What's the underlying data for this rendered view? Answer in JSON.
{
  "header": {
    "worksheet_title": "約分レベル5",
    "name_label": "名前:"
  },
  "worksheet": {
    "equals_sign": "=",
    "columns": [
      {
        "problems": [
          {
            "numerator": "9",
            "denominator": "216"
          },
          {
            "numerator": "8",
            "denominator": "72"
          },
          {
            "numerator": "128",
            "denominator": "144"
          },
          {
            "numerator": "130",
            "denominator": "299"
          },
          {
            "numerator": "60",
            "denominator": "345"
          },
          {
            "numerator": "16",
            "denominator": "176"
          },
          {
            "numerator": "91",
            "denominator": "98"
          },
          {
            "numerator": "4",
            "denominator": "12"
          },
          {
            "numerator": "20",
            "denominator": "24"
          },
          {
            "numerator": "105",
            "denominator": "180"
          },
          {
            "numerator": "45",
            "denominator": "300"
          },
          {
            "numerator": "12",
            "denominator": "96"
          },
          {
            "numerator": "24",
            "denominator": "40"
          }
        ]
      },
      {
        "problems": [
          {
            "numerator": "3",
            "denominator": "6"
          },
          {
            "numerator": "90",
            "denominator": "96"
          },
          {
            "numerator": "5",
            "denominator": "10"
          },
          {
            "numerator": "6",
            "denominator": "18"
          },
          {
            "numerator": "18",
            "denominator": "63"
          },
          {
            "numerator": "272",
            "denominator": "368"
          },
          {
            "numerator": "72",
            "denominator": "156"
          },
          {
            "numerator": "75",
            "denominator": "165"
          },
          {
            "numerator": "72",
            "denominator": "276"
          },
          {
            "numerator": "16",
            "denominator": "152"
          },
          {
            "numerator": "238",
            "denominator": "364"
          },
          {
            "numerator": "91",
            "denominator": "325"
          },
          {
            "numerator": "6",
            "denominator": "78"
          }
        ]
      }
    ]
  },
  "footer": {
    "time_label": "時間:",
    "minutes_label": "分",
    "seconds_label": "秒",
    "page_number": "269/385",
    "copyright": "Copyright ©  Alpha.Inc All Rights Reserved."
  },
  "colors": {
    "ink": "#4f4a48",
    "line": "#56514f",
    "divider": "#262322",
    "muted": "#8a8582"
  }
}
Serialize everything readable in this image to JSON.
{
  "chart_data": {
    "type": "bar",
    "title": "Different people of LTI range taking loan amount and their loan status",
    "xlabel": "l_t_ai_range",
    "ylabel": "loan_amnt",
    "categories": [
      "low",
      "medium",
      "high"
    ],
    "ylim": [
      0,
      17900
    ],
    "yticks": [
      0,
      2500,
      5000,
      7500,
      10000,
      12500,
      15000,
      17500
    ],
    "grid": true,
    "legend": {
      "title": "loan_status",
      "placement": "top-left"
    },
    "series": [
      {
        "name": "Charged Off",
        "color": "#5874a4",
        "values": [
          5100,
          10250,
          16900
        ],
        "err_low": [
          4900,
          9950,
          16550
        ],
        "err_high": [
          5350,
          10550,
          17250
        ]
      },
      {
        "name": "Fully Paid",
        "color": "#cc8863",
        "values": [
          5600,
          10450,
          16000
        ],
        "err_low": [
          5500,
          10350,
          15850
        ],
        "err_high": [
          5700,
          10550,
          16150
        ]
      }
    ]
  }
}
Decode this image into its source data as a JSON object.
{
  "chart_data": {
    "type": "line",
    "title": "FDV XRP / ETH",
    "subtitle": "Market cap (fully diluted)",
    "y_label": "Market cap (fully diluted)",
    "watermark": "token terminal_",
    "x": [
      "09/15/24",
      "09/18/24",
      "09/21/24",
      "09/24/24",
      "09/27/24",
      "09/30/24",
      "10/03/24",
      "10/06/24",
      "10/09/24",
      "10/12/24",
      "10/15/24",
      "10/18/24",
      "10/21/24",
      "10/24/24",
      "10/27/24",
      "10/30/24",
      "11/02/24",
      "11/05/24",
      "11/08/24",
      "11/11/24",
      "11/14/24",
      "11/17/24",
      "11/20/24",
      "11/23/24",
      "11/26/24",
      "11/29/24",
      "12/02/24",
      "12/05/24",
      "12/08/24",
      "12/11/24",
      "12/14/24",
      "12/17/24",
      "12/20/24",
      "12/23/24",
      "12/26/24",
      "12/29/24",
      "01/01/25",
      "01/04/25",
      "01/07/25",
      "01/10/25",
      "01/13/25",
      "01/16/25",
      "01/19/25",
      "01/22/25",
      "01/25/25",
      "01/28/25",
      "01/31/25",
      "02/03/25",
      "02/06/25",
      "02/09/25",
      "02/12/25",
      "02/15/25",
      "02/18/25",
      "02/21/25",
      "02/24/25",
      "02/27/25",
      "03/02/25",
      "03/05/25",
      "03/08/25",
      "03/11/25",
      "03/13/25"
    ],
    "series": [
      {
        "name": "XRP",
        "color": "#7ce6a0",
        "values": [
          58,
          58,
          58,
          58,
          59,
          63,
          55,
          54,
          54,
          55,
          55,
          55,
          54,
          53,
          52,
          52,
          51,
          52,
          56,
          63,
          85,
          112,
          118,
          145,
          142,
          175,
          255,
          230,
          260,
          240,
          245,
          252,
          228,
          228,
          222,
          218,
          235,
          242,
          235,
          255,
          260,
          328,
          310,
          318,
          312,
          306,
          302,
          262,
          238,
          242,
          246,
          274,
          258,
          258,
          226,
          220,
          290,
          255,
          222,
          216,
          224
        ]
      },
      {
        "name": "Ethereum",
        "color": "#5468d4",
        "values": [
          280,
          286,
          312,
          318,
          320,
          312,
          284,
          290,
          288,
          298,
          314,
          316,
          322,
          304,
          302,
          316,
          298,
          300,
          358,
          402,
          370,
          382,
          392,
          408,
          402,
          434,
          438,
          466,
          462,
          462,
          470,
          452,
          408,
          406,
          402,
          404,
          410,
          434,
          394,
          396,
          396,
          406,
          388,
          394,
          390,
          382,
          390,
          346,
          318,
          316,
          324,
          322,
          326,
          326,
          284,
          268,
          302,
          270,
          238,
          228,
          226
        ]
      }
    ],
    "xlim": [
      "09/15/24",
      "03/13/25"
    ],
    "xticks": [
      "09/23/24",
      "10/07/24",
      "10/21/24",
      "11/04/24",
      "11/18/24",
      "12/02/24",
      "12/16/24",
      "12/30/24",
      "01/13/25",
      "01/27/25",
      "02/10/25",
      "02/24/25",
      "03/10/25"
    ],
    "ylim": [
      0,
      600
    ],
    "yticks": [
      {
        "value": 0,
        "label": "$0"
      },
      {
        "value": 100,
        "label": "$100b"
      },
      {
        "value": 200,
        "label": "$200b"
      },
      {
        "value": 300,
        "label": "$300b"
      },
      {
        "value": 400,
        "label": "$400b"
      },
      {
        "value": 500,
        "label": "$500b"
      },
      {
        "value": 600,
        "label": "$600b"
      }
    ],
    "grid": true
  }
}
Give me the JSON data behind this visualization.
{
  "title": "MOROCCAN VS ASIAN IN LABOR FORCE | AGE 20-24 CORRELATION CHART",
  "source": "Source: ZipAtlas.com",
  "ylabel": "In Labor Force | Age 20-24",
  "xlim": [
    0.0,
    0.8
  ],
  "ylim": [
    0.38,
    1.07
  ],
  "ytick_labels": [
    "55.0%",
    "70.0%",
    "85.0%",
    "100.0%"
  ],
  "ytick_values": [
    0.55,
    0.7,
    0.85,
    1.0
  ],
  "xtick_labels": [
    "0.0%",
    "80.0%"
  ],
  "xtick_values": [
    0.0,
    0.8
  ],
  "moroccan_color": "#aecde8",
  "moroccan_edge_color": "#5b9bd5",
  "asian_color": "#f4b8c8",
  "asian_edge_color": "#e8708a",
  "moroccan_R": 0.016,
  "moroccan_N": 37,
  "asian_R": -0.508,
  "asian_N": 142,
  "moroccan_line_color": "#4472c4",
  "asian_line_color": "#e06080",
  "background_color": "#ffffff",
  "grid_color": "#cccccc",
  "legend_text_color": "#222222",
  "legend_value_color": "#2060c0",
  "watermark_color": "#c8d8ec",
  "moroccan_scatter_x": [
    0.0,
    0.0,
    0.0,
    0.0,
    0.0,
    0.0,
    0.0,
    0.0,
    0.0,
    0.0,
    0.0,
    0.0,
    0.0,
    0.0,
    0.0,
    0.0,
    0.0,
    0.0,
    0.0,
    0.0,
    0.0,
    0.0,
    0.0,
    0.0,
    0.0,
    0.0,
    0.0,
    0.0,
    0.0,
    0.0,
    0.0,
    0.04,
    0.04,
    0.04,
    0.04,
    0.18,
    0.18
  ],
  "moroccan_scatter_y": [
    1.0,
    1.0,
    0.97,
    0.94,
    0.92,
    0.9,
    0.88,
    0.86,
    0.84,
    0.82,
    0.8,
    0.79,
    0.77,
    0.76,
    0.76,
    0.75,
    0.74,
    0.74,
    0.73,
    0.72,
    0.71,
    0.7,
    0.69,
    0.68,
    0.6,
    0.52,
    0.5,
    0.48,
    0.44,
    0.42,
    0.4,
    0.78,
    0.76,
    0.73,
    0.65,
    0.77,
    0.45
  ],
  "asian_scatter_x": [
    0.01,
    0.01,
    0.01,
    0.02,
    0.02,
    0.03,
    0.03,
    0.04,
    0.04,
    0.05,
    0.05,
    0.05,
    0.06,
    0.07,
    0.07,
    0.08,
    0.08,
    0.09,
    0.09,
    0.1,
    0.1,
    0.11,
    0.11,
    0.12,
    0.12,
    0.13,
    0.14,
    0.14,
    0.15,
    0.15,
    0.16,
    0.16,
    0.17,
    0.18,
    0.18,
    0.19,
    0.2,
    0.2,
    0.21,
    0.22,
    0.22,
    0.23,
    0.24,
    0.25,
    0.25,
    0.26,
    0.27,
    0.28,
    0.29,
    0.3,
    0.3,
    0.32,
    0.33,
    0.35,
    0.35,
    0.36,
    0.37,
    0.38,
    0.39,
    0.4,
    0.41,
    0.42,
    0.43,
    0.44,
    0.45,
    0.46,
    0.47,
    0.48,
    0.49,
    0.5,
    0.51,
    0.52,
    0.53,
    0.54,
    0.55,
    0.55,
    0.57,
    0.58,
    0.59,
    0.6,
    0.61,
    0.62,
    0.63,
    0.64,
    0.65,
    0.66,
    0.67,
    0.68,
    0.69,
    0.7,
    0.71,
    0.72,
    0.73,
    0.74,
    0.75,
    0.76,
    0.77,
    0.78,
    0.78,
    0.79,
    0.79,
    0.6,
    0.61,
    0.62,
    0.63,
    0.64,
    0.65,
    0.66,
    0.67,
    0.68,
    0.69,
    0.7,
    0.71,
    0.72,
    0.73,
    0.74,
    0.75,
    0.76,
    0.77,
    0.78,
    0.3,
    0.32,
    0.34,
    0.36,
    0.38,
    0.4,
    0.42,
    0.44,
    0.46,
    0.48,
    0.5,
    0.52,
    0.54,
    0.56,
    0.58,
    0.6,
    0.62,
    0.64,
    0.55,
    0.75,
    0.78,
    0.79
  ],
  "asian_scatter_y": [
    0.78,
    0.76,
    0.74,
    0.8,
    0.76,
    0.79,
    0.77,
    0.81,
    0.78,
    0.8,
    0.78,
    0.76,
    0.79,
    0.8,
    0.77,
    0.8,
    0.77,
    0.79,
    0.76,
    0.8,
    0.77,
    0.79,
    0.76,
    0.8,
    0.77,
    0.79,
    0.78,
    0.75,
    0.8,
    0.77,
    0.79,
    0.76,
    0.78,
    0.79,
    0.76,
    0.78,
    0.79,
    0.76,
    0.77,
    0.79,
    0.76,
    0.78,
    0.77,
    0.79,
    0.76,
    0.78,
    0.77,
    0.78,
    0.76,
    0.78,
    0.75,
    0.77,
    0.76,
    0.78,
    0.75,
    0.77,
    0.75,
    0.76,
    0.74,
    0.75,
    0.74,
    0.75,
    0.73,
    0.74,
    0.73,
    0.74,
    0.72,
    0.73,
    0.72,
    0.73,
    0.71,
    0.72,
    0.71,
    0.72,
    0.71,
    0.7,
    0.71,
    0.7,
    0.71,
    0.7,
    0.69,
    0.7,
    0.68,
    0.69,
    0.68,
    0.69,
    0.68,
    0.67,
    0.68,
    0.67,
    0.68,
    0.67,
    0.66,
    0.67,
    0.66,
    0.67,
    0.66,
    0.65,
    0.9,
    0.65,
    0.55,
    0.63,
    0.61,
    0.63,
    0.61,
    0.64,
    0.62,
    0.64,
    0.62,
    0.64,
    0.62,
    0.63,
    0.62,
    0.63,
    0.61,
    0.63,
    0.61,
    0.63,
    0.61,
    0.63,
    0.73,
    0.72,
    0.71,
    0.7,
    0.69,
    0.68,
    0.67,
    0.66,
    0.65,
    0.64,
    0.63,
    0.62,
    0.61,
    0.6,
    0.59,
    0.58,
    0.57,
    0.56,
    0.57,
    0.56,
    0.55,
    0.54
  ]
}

.....

Gather every line from the listing above in which the word "image" appears.

Serialize everything readable in this image to JSON.
Decode this image into its source data as a JSON object.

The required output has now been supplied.